▶ **Aim of the exercise**
Restate all of the data exactly.
○ ○ ○ ○ ○
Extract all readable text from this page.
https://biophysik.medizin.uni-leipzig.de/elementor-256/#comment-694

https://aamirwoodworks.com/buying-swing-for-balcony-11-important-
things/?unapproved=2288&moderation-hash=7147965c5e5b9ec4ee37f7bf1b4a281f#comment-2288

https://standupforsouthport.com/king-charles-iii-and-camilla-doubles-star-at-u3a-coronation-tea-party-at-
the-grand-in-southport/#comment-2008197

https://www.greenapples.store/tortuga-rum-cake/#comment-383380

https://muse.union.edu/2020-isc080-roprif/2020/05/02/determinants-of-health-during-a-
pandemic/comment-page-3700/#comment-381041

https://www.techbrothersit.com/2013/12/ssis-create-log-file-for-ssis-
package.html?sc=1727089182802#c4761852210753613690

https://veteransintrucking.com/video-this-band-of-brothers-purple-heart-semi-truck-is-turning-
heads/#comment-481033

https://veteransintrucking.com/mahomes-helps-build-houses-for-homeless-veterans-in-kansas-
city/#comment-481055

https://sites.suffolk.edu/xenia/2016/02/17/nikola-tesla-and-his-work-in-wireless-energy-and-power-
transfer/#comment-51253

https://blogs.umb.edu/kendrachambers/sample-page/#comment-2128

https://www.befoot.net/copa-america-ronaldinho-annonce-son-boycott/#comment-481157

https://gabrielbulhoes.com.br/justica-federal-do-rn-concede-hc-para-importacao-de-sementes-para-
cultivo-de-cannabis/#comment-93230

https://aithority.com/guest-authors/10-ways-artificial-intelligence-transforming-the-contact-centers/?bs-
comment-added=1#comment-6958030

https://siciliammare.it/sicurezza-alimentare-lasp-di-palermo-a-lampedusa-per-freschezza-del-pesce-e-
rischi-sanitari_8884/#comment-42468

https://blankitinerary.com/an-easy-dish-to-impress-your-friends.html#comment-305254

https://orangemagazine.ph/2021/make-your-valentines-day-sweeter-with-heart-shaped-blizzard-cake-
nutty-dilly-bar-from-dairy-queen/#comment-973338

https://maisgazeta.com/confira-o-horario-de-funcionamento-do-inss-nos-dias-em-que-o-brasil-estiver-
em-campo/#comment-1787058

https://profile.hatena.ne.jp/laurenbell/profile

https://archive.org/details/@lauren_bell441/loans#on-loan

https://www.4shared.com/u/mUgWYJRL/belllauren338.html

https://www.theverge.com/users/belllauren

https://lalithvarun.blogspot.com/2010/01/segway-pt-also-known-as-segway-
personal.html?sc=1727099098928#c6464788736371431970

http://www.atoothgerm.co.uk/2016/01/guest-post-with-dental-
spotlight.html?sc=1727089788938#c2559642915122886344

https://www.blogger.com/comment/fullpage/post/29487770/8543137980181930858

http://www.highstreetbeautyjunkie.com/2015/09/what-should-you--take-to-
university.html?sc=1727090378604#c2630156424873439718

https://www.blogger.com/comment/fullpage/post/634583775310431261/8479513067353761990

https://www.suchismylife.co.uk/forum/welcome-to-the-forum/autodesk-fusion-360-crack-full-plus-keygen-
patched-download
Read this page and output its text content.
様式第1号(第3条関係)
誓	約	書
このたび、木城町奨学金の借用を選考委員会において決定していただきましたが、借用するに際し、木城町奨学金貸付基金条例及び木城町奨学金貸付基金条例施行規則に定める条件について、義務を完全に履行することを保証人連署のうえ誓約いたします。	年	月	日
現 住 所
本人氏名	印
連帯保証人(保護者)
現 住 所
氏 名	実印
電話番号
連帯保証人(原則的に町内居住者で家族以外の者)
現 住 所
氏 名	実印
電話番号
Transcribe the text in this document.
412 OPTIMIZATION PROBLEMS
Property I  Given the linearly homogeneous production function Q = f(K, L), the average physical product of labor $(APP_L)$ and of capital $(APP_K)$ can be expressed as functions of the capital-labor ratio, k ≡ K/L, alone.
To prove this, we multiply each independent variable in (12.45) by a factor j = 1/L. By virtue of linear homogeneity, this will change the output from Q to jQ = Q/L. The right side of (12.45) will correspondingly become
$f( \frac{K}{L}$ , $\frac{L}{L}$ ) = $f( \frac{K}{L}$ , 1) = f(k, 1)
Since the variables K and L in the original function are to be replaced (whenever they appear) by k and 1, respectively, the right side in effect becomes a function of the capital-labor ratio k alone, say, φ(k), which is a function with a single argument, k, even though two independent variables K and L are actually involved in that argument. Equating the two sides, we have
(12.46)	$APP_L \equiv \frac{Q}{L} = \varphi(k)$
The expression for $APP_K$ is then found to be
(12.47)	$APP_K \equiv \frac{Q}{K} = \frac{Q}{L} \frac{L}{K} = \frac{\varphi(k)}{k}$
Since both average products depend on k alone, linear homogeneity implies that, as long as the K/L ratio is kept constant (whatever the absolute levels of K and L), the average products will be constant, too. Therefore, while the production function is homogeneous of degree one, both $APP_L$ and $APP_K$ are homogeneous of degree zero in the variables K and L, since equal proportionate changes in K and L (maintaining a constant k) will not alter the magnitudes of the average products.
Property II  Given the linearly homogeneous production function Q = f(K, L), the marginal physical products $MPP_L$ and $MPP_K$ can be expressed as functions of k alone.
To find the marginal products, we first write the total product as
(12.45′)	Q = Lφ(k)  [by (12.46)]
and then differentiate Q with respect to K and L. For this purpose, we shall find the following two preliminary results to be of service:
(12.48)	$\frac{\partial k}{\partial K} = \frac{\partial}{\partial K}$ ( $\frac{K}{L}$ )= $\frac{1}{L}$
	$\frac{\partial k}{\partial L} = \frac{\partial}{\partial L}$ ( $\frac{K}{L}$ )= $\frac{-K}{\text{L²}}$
○ ○ ○ ○ ○
▶ **Output below**
Extract all readable text from this page.
https://biophysik.medizin.uni-leipzig.de/elementor-256/#comment-694

https://aamirwoodworks.com/buying-swing-for-balcony-11-important-
things/?unapproved=2288&moderation-hash=7147965c5e5b9ec4ee37f7bf1b4a281f#comment-2288

https://standupforsouthport.com/king-charles-iii-and-camilla-doubles-star-at-u3a-coronation-tea-party-at-
the-grand-in-southport/#comment-2008197

https://www.greenapples.store/tortuga-rum-cake/#comment-383380

https://muse.union.edu/2020-isc080-roprif/2020/05/02/determinants-of-health-during-a-
pandemic/comment-page-3700/#comment-381041

https://www.techbrothersit.com/2013/12/ssis-create-log-file-for-ssis-
package.html?sc=1727089182802#c4761852210753613690

https://veteransintrucking.com/video-this-band-of-brothers-purple-heart-semi-truck-is-turning-
heads/#comment-481033

https://veteransintrucking.com/mahomes-helps-build-houses-for-homeless-veterans-in-kansas-
city/#comment-481055

https://sites.suffolk.edu/xenia/2016/02/17/nikola-tesla-and-his-work-in-wireless-energy-and-power-
transfer/#comment-51253

https://blogs.umb.edu/kendrachambers/sample-page/#comment-2128

https://www.befoot.net/copa-america-ronaldinho-annonce-son-boycott/#comment-481157

https://gabrielbulhoes.com.br/justica-federal-do-rn-concede-hc-para-importacao-de-sementes-para-
cultivo-de-cannabis/#comment-93230

https://aithority.com/guest-authors/10-ways-artificial-intelligence-transforming-the-contact-centers/?bs-
comment-added=1#comment-6958030

https://siciliammare.it/sicurezza-alimentare-lasp-di-palermo-a-lampedusa-per-freschezza-del-pesce-e-
rischi-sanitari_8884/#comment-42468

https://blankitinerary.com/an-easy-dish-to-impress-your-friends.html#comment-305254

https://orangemagazine.ph/2021/make-your-valentines-day-sweeter-with-heart-shaped-blizzard-cake-
nutty-dilly-bar-from-dairy-queen/#comment-973338

https://maisgazeta.com/confira-o-horario-de-funcionamento-do-inss-nos-dias-em-que-o-brasil-estiver-
em-campo/#comment-1787058

https://profile.hatena.ne.jp/laurenbell/profile

https://archive.org/details/@lauren_bell441/loans#on-loan

https://www.4shared.com/u/mUgWYJRL/belllauren338.html

https://www.theverge.com/users/belllauren

https://lalithvarun.blogspot.com/2010/01/segway-pt-also-known-as-segway-
personal.html?sc=1727099098928#c6464788736371431970

http://www.atoothgerm.co.uk/2016/01/guest-post-with-dental-
spotlight.html?sc=1727089788938#c2559642915122886344

https://www.blogger.com/comment/fullpage/post/29487770/8543137980181930858

http://www.highstreetbeautyjunkie.com/2015/09/what-should-you--take-to-
university.html?sc=1727090378604#c2630156424873439718

https://www.blogger.com/comment/fullpage/post/634583775310431261/8479513067353761990

https://www.suchismylife.co.uk/forum/welcome-to-the-forum/autodesk-fusion-360-crack-full-plus-keygen-
patched-download
Read this page and output its text content.
様式第1号(第3条関係)
誓	約	書
このたび、木城町奨学金の借用を選考委員会において決定していただきましたが、借用するに際し、木城町奨学金貸付基金条例及び木城町奨学金貸付基金条例施行規則に定める条件について、義務を完全に履行することを保証人連署のうえ誓約いたします。	年	月	日
現 住 所
本人氏名	印
連帯保証人(保護者)
現 住 所
氏 名	実印
電話番号
連帯保証人(原則的に町内居住者で家族以外の者)
現 住 所
氏 名	実印
電話番号
Transcribe the text in this document.
412 OPTIMIZATION PROBLEMS
Property I  Given the linearly homogeneous production function Q = f(K, L), the average physical product of labor $(APP_L)$ and of capital $(APP_K)$ can be expressed as functions of the capital-labor ratio, k ≡ K/L, alone.
To prove this, we multiply each independent variable in (12.45) by a factor j = 1/L. By virtue of linear homogeneity, this will change the output from Q to jQ = Q/L. The right side of (12.45) will correspondingly become
$f( \frac{K}{L}$ , $\frac{L}{L}$ ) = $f( \frac{K}{L}$ , 1) = f(k, 1)
Since the variables K and L in the original function are to be replaced (whenever they appear) by k and 1, respectively, the right side in effect becomes a function of the capital-labor ratio k alone, say, φ(k), which is a function with a single argument, k, even though two independent variables K and L are actually involved in that argument. Equating the two sides, we have
(12.46)	$APP_L \equiv \frac{Q}{L} = \varphi(k)$
The expression for $APP_K$ is then found to be
(12.47)	$APP_K \equiv \frac{Q}{K} = \frac{Q}{L} \frac{L}{K} = \frac{\varphi(k)}{k}$
Since both average products depend on k alone, linear homogeneity implies that, as long as the K/L ratio is kept constant (whatever the absolute levels of K and L), the average products will be constant, too. Therefore, while the production function is homogeneous of degree one, both $APP_L$ and $APP_K$ are homogeneous of degree zero in the variables K and L, since equal proportionate changes in K and L (maintaining a constant k) will not alter the magnitudes of the average products.
Property II  Given the linearly homogeneous production function Q = f(K, L), the marginal physical products $MPP_L$ and $MPP_K$ can be expressed as functions of k alone.
To find the marginal products, we first write the total product as
(12.45′)	Q = Lφ(k)  [by (12.46)]
and then differentiate Q with respect to K and L. For this purpose, we shall find the following two preliminary results to be of service:
(12.48)	$\frac{\partial k}{\partial K} = \frac{\partial}{\partial K}$ ( $\frac{K}{L}$ )= $\frac{1}{L}$
	$\frac{\partial k}{\partial L} = \frac{\partial}{\partial L}$ ( $\frac{K}{L}$ )= $\frac{-K}{\text{L²}}$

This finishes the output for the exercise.